■ Exercise material
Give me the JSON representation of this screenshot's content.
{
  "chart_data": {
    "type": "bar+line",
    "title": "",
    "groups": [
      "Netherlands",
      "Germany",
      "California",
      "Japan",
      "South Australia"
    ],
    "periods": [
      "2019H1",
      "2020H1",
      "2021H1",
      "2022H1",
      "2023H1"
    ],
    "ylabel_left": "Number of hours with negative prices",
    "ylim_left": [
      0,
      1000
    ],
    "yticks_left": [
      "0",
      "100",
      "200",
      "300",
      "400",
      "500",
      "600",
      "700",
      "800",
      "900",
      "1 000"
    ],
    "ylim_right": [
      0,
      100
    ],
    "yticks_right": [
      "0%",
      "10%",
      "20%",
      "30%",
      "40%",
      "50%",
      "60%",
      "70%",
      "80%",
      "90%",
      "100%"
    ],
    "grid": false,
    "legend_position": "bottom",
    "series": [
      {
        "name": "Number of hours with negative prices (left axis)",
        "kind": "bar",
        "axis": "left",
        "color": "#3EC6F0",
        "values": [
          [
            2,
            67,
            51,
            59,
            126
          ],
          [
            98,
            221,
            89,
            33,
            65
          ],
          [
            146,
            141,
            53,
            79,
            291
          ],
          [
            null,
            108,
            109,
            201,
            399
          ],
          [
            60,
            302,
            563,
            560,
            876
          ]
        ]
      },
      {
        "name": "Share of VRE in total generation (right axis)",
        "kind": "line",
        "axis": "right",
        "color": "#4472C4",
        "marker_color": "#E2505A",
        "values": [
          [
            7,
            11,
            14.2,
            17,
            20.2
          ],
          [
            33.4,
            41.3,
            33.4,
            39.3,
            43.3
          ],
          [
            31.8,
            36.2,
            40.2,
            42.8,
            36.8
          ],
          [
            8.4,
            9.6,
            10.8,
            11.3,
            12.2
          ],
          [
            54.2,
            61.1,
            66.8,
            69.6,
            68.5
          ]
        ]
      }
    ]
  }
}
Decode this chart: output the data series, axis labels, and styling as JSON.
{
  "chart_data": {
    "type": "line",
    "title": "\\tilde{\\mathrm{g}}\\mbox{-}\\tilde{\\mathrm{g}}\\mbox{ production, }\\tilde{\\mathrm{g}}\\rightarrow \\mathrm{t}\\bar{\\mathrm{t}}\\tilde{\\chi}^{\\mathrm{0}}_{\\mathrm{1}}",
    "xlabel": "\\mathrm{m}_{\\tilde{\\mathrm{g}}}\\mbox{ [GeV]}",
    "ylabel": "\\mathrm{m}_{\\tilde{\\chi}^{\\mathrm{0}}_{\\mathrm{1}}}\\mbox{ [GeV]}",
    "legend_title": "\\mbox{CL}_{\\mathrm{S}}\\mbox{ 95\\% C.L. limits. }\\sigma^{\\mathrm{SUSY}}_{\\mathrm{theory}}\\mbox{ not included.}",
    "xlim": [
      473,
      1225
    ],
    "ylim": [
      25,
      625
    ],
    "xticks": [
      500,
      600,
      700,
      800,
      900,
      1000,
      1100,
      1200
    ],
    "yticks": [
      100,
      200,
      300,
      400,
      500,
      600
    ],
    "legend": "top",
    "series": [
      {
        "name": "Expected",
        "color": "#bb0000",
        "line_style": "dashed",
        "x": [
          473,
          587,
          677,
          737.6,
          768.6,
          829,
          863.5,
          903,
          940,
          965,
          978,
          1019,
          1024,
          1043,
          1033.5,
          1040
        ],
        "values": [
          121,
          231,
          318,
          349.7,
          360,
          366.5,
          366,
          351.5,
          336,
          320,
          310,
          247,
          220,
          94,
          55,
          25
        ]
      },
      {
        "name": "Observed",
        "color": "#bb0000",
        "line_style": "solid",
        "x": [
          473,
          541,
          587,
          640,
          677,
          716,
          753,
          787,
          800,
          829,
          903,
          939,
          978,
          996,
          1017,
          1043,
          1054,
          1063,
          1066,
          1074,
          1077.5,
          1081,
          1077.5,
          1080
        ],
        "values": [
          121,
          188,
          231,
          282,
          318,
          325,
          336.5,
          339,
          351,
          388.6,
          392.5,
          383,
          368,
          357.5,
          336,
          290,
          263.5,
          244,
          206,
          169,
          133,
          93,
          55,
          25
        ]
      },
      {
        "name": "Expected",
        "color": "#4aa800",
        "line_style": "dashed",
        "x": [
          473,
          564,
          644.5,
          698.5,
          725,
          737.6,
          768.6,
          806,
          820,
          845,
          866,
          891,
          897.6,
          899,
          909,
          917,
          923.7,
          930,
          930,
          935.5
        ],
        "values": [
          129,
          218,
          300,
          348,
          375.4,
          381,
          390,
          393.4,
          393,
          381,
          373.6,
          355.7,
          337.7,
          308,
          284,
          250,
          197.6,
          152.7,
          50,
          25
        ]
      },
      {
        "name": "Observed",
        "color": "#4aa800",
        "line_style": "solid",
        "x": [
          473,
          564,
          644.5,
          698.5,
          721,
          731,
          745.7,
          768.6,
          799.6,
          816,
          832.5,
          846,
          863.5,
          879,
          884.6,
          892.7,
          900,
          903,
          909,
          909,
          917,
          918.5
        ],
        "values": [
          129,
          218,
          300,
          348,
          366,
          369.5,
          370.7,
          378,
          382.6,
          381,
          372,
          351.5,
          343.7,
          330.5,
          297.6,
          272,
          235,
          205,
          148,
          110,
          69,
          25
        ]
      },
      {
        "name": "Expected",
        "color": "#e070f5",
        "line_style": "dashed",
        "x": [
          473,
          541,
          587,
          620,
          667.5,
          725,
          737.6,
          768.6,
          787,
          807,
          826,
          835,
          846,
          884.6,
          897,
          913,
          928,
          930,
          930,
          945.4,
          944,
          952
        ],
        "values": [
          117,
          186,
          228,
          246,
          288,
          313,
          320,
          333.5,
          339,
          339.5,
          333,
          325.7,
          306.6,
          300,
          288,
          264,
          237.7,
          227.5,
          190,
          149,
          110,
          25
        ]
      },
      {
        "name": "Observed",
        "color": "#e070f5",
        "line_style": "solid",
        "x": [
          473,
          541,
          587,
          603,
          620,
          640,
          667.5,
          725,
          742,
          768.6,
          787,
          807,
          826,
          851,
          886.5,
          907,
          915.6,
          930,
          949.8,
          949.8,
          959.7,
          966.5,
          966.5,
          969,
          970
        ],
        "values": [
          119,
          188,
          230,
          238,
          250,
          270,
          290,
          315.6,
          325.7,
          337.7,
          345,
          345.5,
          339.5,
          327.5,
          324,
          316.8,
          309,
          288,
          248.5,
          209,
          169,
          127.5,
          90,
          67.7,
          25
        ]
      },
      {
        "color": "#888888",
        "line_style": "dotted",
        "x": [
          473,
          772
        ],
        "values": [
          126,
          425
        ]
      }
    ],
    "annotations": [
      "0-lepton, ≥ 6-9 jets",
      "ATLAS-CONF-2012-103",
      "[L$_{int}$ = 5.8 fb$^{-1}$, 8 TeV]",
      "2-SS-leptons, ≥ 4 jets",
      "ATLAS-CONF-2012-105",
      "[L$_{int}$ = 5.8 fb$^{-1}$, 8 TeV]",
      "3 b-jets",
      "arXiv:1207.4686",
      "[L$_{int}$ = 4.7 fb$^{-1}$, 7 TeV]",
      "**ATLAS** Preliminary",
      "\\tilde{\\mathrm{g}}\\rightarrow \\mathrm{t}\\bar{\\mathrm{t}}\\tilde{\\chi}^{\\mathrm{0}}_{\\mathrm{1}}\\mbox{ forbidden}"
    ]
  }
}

■ Short task
Can you give every line above again, exactly as written?

■ Expected answer
Give me the JSON representation of this screenshot's content.
{
  "chart_data": {
    "type": "bar+line",
    "title": "",
    "groups": [
      "Netherlands",
      "Germany",
      "California",
      "Japan",
      "South Australia"
    ],
    "periods": [
      "2019H1",
      "2020H1",
      "2021H1",
      "2022H1",
      "2023H1"
    ],
    "ylabel_left": "Number of hours with negative prices",
    "ylim_left": [
      0,
      1000
    ],
    "yticks_left": [
      "0",
      "100",
      "200",
      "300",
      "400",
      "500",
      "600",
      "700",
      "800",
      "900",
      "1 000"
    ],
    "ylim_right": [
      0,
      100
    ],
    "yticks_right": [
      "0%",
      "10%",
      "20%",
      "30%",
      "40%",
      "50%",
      "60%",
      "70%",
      "80%",
      "90%",
      "100%"
    ],
    "grid": false,
    "legend_position": "bottom",
    "series": [
      {
        "name": "Number of hours with negative prices (left axis)",
        "kind": "bar",
        "axis": "left",
        "color": "#3EC6F0",
        "values": [
          [
            2,
            67,
            51,
            59,
            126
          ],
          [
            98,
            221,
            89,
            33,
            65
          ],
          [
            146,
            141,
            53,
            79,
            291
          ],
          [
            null,
            108,
            109,
            201,
            399
          ],
          [
            60,
            302,
            563,
            560,
            876
          ]
        ]
      },
      {
        "name": "Share of VRE in total generation (right axis)",
        "kind": "line",
        "axis": "right",
        "color": "#4472C4",
        "marker_color": "#E2505A",
        "values": [
          [
            7,
            11,
            14.2,
            17,
            20.2
          ],
          [
            33.4,
            41.3,
            33.4,
            39.3,
            43.3
          ],
          [
            31.8,
            36.2,
            40.2,
            42.8,
            36.8
          ],
          [
            8.4,
            9.6,
            10.8,
            11.3,
            12.2
          ],
          [
            54.2,
            61.1,
            66.8,
            69.6,
            68.5
          ]
        ]
      }
    ]
  }
}
Decode this chart: output the data series, axis labels, and styling as JSON.
{
  "chart_data": {
    "type": "line",
    "title": "\\tilde{\\mathrm{g}}\\mbox{-}\\tilde{\\mathrm{g}}\\mbox{ production, }\\tilde{\\mathrm{g}}\\rightarrow \\mathrm{t}\\bar{\\mathrm{t}}\\tilde{\\chi}^{\\mathrm{0}}_{\\mathrm{1}}",
    "xlabel": "\\mathrm{m}_{\\tilde{\\mathrm{g}}}\\mbox{ [GeV]}",
    "ylabel": "\\mathrm{m}_{\\tilde{\\chi}^{\\mathrm{0}}_{\\mathrm{1}}}\\mbox{ [GeV]}",
    "legend_title": "\\mbox{CL}_{\\mathrm{S}}\\mbox{ 95\\% C.L. limits. }\\sigma^{\\mathrm{SUSY}}_{\\mathrm{theory}}\\mbox{ not included.}",
    "xlim": [
      473,
      1225
    ],
    "ylim": [
      25,
      625
    ],
    "xticks": [
      500,
      600,
      700,
      800,
      900,
      1000,
      1100,
      1200
    ],
    "yticks": [
      100,
      200,
      300,
      400,
      500,
      600
    ],
    "legend": "top",
    "series": [
      {
        "name": "Expected",
        "color": "#bb0000",
        "line_style": "dashed",
        "x": [
          473,
          587,
          677,
          737.6,
          768.6,
          829,
          863.5,
          903,
          940,
          965,
          978,
          1019,
          1024,
          1043,
          1033.5,
          1040
        ],
        "values": [
          121,
          231,
          318,
          349.7,
          360,
          366.5,
          366,
          351.5,
          336,
          320,
          310,
          247,
          220,
          94,
          55,
          25
        ]
      },
      {
        "name": "Observed",
        "color": "#bb0000",
        "line_style": "solid",
        "x": [
          473,
          541,
          587,
          640,
          677,
          716,
          753,
          787,
          800,
          829,
          903,
          939,
          978,
          996,
          1017,
          1043,
          1054,
          1063,
          1066,
          1074,
          1077.5,
          1081,
          1077.5,
          1080
        ],
        "values": [
          121,
          188,
          231,
          282,
          318,
          325,
          336.5,
          339,
          351,
          388.6,
          392.5,
          383,
          368,
          357.5,
          336,
          290,
          263.5,
          244,
          206,
          169,
          133,
          93,
          55,
          25
        ]
      },
      {
        "name": "Expected",
        "color": "#4aa800",
        "line_style": "dashed",
        "x": [
          473,
          564,
          644.5,
          698.5,
          725,
          737.6,
          768.6,
          806,
          820,
          845,
          866,
          891,
          897.6,
          899,
          909,
          917,
          923.7,
          930,
          930,
          935.5
        ],
        "values": [
          129,
          218,
          300,
          348,
          375.4,
          381,
          390,
          393.4,
          393,
          381,
          373.6,
          355.7,
          337.7,
          308,
          284,
          250,
          197.6,
          152.7,
          50,
          25
        ]
      },
      {
        "name": "Observed",
        "color": "#4aa800",
        "line_style": "solid",
        "x": [
          473,
          564,
          644.5,
          698.5,
          721,
          731,
          745.7,
          768.6,
          799.6,
          816,
          832.5,
          846,
          863.5,
          879,
          884.6,
          892.7,
          900,
          903,
          909,
          909,
          917,
          918.5
        ],
        "values": [
          129,
          218,
          300,
          348,
          366,
          369.5,
          370.7,
          378,
          382.6,
          381,
          372,
          351.5,
          343.7,
          330.5,
          297.6,
          272,
          235,
          205,
          148,
          110,
          69,
          25
        ]
      },
      {
        "name": "Expected",
        "color": "#e070f5",
        "line_style": "dashed",
        "x": [
          473,
          541,
          587,
          620,
          667.5,
          725,
          737.6,
          768.6,
          787,
          807,
          826,
          835,
          846,
          884.6,
          897,
          913,
          928,
          930,
          930,
          945.4,
          944,
          952
        ],
        "values": [
          117,
          186,
          228,
          246,
          288,
          313,
          320,
          333.5,
          339,
          339.5,
          333,
          325.7,
          306.6,
          300,
          288,
          264,
          237.7,
          227.5,
          190,
          149,
          110,
          25
        ]
      },
      {
        "name": "Observed",
        "color": "#e070f5",
        "line_style": "solid",
        "x": [
          473,
          541,
          587,
          603,
          620,
          640,
          667.5,
          725,
          742,
          768.6,
          787,
          807,
          826,
          851,
          886.5,
          907,
          915.6,
          930,
          949.8,
          949.8,
          959.7,
          966.5,
          966.5,
          969,
          970
        ],
        "values": [
          119,
          188,
          230,
          238,
          250,
          270,
          290,
          315.6,
          325.7,
          337.7,
          345,
          345.5,
          339.5,
          327.5,
          324,
          316.8,
          309,
          288,
          248.5,
          209,
          169,
          127.5,
          90,
          67.7,
          25
        ]
      },
      {
        "color": "#888888",
        "line_style": "dotted",
        "x": [
          473,
          772
        ],
        "values": [
          126,
          425
        ]
      }
    ],
    "annotations": [
      "0-lepton, ≥ 6-9 jets",
      "ATLAS-CONF-2012-103",
      "[L$_{int}$ = 5.8 fb$^{-1}$, 8 TeV]",
      "2-SS-leptons, ≥ 4 jets",
      "ATLAS-CONF-2012-105",
      "[L$_{int}$ = 5.8 fb$^{-1}$, 8 TeV]",
      "3 b-jets",
      "arXiv:1207.4686",
      "[L$_{int}$ = 4.7 fb$^{-1}$, 7 TeV]",
      "**ATLAS** Preliminary",
      "\\tilde{\\mathrm{g}}\\rightarrow \\mathrm{t}\\bar{\\mathrm{t}}\\tilde{\\chi}^{\\mathrm{0}}_{\\mathrm{1}}\\mbox{ forbidden}"
    ]
  }
}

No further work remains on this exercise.